**Data supplied**
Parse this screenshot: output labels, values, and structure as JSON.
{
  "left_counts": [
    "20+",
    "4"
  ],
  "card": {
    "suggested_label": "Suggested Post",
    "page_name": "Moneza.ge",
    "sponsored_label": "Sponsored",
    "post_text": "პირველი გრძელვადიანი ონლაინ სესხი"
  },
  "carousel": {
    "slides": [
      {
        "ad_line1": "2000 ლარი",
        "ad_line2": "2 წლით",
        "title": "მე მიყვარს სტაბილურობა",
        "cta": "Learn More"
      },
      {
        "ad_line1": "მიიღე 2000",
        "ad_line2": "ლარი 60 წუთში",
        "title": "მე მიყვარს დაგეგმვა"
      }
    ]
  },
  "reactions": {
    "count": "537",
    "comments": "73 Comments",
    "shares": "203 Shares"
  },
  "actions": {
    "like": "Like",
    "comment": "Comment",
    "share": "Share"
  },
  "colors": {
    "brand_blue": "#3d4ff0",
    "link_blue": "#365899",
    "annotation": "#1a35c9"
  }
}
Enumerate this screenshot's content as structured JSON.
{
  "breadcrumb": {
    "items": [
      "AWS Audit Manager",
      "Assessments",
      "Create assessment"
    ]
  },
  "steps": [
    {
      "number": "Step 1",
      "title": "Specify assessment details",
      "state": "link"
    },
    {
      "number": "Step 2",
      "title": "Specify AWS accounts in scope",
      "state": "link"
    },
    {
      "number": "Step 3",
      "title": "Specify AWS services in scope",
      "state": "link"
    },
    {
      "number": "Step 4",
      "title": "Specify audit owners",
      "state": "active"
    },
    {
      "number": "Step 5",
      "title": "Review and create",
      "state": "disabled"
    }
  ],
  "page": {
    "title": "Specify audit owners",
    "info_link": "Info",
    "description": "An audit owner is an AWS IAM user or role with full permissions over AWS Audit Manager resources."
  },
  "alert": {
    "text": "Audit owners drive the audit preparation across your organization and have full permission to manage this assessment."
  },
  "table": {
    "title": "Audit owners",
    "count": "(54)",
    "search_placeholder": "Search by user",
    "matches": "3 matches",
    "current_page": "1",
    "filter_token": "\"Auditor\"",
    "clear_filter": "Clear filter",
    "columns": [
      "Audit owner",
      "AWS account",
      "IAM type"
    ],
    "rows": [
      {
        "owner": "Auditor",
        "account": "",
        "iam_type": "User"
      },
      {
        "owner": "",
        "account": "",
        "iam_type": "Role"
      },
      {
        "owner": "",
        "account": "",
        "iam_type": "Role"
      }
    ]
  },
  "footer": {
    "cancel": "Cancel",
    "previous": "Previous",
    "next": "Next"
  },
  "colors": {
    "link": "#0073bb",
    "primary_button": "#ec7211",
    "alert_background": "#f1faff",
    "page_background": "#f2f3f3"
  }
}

**Short exercise**
Write the data back out verbatim.

**Exercise output**
Parse this screenshot: output labels, values, and structure as JSON.
{
  "left_counts": [
    "20+",
    "4"
  ],
  "card": {
    "suggested_label": "Suggested Post",
    "page_name": "Moneza.ge",
    "sponsored_label": "Sponsored",
    "post_text": "პირველი გრძელვადიანი ონლაინ სესხი"
  },
  "carousel": {
    "slides": [
      {
        "ad_line1": "2000 ლარი",
        "ad_line2": "2 წლით",
        "title": "მე მიყვარს სტაბილურობა",
        "cta": "Learn More"
      },
      {
        "ad_line1": "მიიღე 2000",
        "ad_line2": "ლარი 60 წუთში",
        "title": "მე მიყვარს დაგეგმვა"
      }
    ]
  },
  "reactions": {
    "count": "537",
    "comments": "73 Comments",
    "shares": "203 Shares"
  },
  "actions": {
    "like": "Like",
    "comment": "Comment",
    "share": "Share"
  },
  "colors": {
    "brand_blue": "#3d4ff0",
    "link_blue": "#365899",
    "annotation": "#1a35c9"
  }
}
Enumerate this screenshot's content as structured JSON.
{
  "breadcrumb": {
    "items": [
      "AWS Audit Manager",
      "Assessments",
      "Create assessment"
    ]
  },
  "steps": [
    {
      "number": "Step 1",
      "title": "Specify assessment details",
      "state": "link"
    },
    {
      "number": "Step 2",
      "title": "Specify AWS accounts in scope",
      "state": "link"
    },
    {
      "number": "Step 3",
      "title": "Specify AWS services in scope",
      "state": "link"
    },
    {
      "number": "Step 4",
      "title": "Specify audit owners",
      "state": "active"
    },
    {
      "number": "Step 5",
      "title": "Review and create",
      "state": "disabled"
    }
  ],
  "page": {
    "title": "Specify audit owners",
    "info_link": "Info",
    "description": "An audit owner is an AWS IAM user or role with full permissions over AWS Audit Manager resources."
  },
  "alert": {
    "text": "Audit owners drive the audit preparation across your organization and have full permission to manage this assessment."
  },
  "table": {
    "title": "Audit owners",
    "count": "(54)",
    "search_placeholder": "Search by user",
    "matches": "3 matches",
    "current_page": "1",
    "filter_token": "\"Auditor\"",
    "clear_filter": "Clear filter",
    "columns": [
      "Audit owner",
      "AWS account",
      "IAM type"
    ],
    "rows": [
      {
        "owner": "Auditor",
        "account": "",
        "iam_type": "User"
      },
      {
        "owner": "",
        "account": "",
        "iam_type": "Role"
      },
      {
        "owner": "",
        "account": "",
        "iam_type": "Role"
      }
    ]
  },
  "footer": {
    "cancel": "Cancel",
    "previous": "Previous",
    "next": "Next"
  },
  "colors": {
    "link": "#0073bb",
    "primary_button": "#ec7211",
    "alert_background": "#f1faff",
    "page_background": "#f2f3f3"
  }
}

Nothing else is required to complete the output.